▸ What you will do: The records that follow need to be output exactly as they are.
─── Rows
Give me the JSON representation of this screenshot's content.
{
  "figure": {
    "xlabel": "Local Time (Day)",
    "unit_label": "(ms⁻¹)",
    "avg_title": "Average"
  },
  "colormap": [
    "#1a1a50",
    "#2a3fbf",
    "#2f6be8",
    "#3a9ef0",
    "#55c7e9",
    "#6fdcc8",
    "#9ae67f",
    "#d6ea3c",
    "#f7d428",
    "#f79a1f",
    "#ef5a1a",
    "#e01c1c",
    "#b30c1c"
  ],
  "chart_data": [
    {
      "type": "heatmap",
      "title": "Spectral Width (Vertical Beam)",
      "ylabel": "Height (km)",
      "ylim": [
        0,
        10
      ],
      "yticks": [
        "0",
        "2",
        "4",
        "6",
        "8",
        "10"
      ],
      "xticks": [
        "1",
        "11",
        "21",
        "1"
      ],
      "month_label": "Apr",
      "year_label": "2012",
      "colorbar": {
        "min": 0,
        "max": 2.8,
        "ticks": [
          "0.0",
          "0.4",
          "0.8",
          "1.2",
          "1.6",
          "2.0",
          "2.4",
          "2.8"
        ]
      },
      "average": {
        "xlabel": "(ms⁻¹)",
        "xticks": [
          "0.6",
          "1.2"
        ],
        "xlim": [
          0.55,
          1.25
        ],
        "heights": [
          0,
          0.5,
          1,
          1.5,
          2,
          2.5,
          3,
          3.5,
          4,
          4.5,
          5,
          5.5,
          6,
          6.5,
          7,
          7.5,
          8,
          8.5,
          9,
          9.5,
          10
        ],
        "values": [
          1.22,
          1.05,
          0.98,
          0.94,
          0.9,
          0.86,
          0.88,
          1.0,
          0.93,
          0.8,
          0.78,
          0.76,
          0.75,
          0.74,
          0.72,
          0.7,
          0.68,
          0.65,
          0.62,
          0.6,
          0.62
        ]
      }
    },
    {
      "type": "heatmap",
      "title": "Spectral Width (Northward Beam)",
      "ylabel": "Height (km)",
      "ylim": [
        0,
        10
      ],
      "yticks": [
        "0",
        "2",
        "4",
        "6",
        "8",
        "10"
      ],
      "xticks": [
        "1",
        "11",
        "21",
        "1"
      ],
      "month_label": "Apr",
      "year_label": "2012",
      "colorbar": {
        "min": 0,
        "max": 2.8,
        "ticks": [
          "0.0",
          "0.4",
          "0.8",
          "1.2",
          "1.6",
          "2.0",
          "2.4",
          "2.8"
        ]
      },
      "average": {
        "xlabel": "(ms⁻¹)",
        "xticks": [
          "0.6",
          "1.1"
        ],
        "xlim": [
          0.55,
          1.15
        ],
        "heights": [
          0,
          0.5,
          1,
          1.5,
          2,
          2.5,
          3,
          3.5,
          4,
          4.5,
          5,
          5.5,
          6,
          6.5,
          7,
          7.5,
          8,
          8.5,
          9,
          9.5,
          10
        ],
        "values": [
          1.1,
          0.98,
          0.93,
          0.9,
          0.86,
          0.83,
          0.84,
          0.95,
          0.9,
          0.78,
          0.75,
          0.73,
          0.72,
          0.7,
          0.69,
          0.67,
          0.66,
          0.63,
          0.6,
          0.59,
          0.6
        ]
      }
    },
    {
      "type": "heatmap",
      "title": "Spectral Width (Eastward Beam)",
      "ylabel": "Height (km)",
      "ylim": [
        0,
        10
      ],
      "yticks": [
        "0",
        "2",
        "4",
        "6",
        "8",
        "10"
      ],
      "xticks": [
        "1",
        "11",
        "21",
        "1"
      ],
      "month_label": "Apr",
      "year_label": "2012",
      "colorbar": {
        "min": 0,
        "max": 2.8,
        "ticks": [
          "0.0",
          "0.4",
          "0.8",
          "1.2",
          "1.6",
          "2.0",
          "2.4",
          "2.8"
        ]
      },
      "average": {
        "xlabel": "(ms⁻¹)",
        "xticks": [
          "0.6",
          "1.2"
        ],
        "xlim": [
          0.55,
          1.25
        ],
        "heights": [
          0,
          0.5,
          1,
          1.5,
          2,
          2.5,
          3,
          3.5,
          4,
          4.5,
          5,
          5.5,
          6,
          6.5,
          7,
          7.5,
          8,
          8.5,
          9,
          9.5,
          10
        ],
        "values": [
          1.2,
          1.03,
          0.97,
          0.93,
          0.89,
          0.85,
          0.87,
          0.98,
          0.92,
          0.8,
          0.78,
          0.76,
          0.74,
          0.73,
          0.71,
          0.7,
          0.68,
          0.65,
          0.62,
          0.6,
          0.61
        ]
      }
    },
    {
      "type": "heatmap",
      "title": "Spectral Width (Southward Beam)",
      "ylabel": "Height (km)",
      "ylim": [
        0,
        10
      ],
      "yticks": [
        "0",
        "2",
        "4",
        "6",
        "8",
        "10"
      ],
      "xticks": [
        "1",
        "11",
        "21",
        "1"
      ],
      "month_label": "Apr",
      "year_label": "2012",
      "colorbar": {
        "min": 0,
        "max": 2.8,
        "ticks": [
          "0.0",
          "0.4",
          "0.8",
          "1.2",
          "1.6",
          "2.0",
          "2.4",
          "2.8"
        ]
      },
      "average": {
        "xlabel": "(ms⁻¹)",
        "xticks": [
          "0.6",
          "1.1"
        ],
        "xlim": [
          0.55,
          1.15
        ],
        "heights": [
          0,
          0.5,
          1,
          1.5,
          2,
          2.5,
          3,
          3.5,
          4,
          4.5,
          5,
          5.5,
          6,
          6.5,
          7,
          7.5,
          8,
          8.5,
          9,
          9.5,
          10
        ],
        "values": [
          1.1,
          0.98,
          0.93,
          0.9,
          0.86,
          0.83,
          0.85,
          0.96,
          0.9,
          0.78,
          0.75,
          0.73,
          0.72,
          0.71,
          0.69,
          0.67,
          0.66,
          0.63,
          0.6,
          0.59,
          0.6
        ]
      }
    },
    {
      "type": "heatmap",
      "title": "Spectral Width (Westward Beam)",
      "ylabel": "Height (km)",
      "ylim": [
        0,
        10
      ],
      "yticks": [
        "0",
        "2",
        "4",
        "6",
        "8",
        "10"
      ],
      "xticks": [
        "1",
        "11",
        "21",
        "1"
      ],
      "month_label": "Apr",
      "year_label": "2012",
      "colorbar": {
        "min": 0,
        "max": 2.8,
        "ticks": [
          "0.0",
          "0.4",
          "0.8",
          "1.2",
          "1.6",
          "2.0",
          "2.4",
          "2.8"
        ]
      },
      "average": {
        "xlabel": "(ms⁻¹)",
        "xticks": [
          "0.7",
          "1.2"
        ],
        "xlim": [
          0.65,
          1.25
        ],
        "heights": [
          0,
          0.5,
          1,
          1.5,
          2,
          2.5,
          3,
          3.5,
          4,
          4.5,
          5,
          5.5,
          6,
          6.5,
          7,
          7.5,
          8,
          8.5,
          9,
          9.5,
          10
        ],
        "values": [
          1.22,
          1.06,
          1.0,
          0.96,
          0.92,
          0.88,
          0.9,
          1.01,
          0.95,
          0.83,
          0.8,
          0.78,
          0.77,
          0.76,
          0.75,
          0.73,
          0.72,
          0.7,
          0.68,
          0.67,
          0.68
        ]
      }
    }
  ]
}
──────
▸ Task answer:
Give me the JSON representation of this screenshot's content.
{
  "figure": {
    "xlabel": "Local Time (Day)",
    "unit_label": "(ms⁻¹)",
    "avg_title": "Average"
  },
  "colormap": [
    "#1a1a50",
    "#2a3fbf",
    "#2f6be8",
    "#3a9ef0",
    "#55c7e9",
    "#6fdcc8",
    "#9ae67f",
    "#d6ea3c",
    "#f7d428",
    "#f79a1f",
    "#ef5a1a",
    "#e01c1c",
    "#b30c1c"
  ],
  "chart_data": [
    {
      "type": "heatmap",
      "title": "Spectral Width (Vertical Beam)",
      "ylabel": "Height (km)",
      "ylim": [
        0,
        10
      ],
      "yticks": [
        "0",
        "2",
        "4",
        "6",
        "8",
        "10"
      ],
      "xticks": [
        "1",
        "11",
        "21",
        "1"
      ],
      "month_label": "Apr",
      "year_label": "2012",
      "colorbar": {
        "min": 0,
        "max": 2.8,
        "ticks": [
          "0.0",
          "0.4",
          "0.8",
          "1.2",
          "1.6",
          "2.0",
          "2.4",
          "2.8"
        ]
      },
      "average": {
        "xlabel": "(ms⁻¹)",
        "xticks": [
          "0.6",
          "1.2"
        ],
        "xlim": [
          0.55,
          1.25
        ],
        "heights": [
          0,
          0.5,
          1,
          1.5,
          2,
          2.5,
          3,
          3.5,
          4,
          4.5,
          5,
          5.5,
          6,
          6.5,
          7,
          7.5,
          8,
          8.5,
          9,
          9.5,
          10
        ],
        "values": [
          1.22,
          1.05,
          0.98,
          0.94,
          0.9,
          0.86,
          0.88,
          1.0,
          0.93,
          0.8,
          0.78,
          0.76,
          0.75,
          0.74,
          0.72,
          0.7,
          0.68,
          0.65,
          0.62,
          0.6,
          0.62
        ]
      }
    },
    {
      "type": "heatmap",
      "title": "Spectral Width (Northward Beam)",
      "ylabel": "Height (km)",
      "ylim": [
        0,
        10
      ],
      "yticks": [
        "0",
        "2",
        "4",
        "6",
        "8",
        "10"
      ],
      "xticks": [
        "1",
        "11",
        "21",
        "1"
      ],
      "month_label": "Apr",
      "year_label": "2012",
      "colorbar": {
        "min": 0,
        "max": 2.8,
        "ticks": [
          "0.0",
          "0.4",
          "0.8",
          "1.2",
          "1.6",
          "2.0",
          "2.4",
          "2.8"
        ]
      },
      "average": {
        "xlabel": "(ms⁻¹)",
        "xticks": [
          "0.6",
          "1.1"
        ],
        "xlim": [
          0.55,
          1.15
        ],
        "heights": [
          0,
          0.5,
          1,
          1.5,
          2,
          2.5,
          3,
          3.5,
          4,
          4.5,
          5,
          5.5,
          6,
          6.5,
          7,
          7.5,
          8,
          8.5,
          9,
          9.5,
          10
        ],
        "values": [
          1.1,
          0.98,
          0.93,
          0.9,
          0.86,
          0.83,
          0.84,
          0.95,
          0.9,
          0.78,
          0.75,
          0.73,
          0.72,
          0.7,
          0.69,
          0.67,
          0.66,
          0.63,
          0.6,
          0.59,
          0.6
        ]
      }
    },
    {
      "type": "heatmap",
      "title": "Spectral Width (Eastward Beam)",
      "ylabel": "Height (km)",
      "ylim": [
        0,
        10
      ],
      "yticks": [
        "0",
        "2",
        "4",
        "6",
        "8",
        "10"
      ],
      "xticks": [
        "1",
        "11",
        "21",
        "1"
      ],
      "month_label": "Apr",
      "year_label": "2012",
      "colorbar": {
        "min": 0,
        "max": 2.8,
        "ticks": [
          "0.0",
          "0.4",
          "0.8",
          "1.2",
          "1.6",
          "2.0",
          "2.4",
          "2.8"
        ]
      },
      "average": {
        "xlabel": "(ms⁻¹)",
        "xticks": [
          "0.6",
          "1.2"
        ],
        "xlim": [
          0.55,
          1.25
        ],
        "heights": [
          0,
          0.5,
          1,
          1.5,
          2,
          2.5,
          3,
          3.5,
          4,
          4.5,
          5,
          5.5,
          6,
          6.5,
          7,
          7.5,
          8,
          8.5,
          9,
          9.5,
          10
        ],
        "values": [
          1.2,
          1.03,
          0.97,
          0.93,
          0.89,
          0.85,
          0.87,
          0.98,
          0.92,
          0.8,
          0.78,
          0.76,
          0.74,
          0.73,
          0.71,
          0.7,
          0.68,
          0.65,
          0.62,
          0.6,
          0.61
        ]
      }
    },
    {
      "type": "heatmap",
      "title": "Spectral Width (Southward Beam)",
      "ylabel": "Height (km)",
      "ylim": [
        0,
        10
      ],
      "yticks": [
        "0",
        "2",
        "4",
        "6",
        "8",
        "10"
      ],
      "xticks": [
        "1",
        "11",
        "21",
        "1"
      ],
      "month_label": "Apr",
      "year_label": "2012",
      "colorbar": {
        "min": 0,
        "max": 2.8,
        "ticks": [
          "0.0",
          "0.4",
          "0.8",
          "1.2",
          "1.6",
          "2.0",
          "2.4",
          "2.8"
        ]
      },
      "average": {
        "xlabel": "(ms⁻¹)",
        "xticks": [
          "0.6",
          "1.1"
        ],
        "xlim": [
          0.55,
          1.15
        ],
        "heights": [
          0,
          0.5,
          1,
          1.5,
          2,
          2.5,
          3,
          3.5,
          4,
          4.5,
          5,
          5.5,
          6,
          6.5,
          7,
          7.5,
          8,
          8.5,
          9,
          9.5,
          10
        ],
        "values": [
          1.1,
          0.98,
          0.93,
          0.9,
          0.86,
          0.83,
          0.85,
          0.96,
          0.9,
          0.78,
          0.75,
          0.73,
          0.72,
          0.71,
          0.69,
          0.67,
          0.66,
          0.63,
          0.6,
          0.59,
          0.6
        ]
      }
    },
    {
      "type": "heatmap",
      "title": "Spectral Width (Westward Beam)",
      "ylabel": "Height (km)",
      "ylim": [
        0,
        10
      ],
      "yticks": [
        "0",
        "2",
        "4",
        "6",
        "8",
        "10"
      ],
      "xticks": [
        "1",
        "11",
        "21",
        "1"
      ],
      "month_label": "Apr",
      "year_label": "2012",
      "colorbar": {
        "min": 0,
        "max": 2.8,
        "ticks": [
          "0.0",
          "0.4",
          "0.8",
          "1.2",
          "1.6",
          "2.0",
          "2.4",
          "2.8"
        ]
      },
      "average": {
        "xlabel": "(ms⁻¹)",
        "xticks": [
          "0.7",
          "1.2"
        ],
        "xlim": [
          0.65,
          1.25
        ],
        "heights": [
          0,
          0.5,
          1,
          1.5,
          2,
          2.5,
          3,
          3.5,
          4,
          4.5,
          5,
          5.5,
          6,
          6.5,
          7,
          7.5,
          8,
          8.5,
          9,
          9.5,
          10
        ],
        "values": [
          1.22,
          1.06,
          1.0,
          0.96,
          0.92,
          0.88,
          0.9,
          1.01,
          0.95,
          0.83,
          0.8,
          0.78,
          0.77,
          0.76,
          0.75,
          0.73,
          0.72,
          0.7,
          0.68,
          0.67,
          0.68
        ]
      }
    }
  ]
}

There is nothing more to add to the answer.